**WHAT THE TASK REQUIRES:** Return every line below in which "Base" appears.

**MATERIAL FOR THIS TASK:**
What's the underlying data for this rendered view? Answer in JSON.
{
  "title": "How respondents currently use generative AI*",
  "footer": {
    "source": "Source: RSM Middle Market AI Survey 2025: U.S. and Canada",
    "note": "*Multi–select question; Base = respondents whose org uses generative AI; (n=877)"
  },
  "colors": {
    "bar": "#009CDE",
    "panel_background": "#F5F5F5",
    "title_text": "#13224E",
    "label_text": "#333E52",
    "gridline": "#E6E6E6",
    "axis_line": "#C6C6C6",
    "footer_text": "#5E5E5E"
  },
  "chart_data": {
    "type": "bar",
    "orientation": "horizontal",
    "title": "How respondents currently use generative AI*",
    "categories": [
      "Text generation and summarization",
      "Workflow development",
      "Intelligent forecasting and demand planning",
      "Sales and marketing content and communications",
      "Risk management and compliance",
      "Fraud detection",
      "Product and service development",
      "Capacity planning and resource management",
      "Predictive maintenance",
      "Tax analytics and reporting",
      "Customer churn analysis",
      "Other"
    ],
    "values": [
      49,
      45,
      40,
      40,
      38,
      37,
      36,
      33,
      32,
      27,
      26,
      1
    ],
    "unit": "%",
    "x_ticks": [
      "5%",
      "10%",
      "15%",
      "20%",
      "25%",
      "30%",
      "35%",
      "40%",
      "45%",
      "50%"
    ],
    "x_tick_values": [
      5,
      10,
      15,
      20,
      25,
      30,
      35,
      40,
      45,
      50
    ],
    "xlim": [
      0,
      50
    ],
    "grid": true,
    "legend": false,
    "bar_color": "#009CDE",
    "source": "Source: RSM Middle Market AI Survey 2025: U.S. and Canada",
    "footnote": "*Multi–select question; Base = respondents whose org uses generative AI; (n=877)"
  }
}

**COMPLETED EXERCISE:**
    "note": "*Multi–select question; Base = respondents whose org uses generative AI; (n=877)"
    "footnote": "*Multi–select question; Base = respondents whose org uses generative AI; (n=877)"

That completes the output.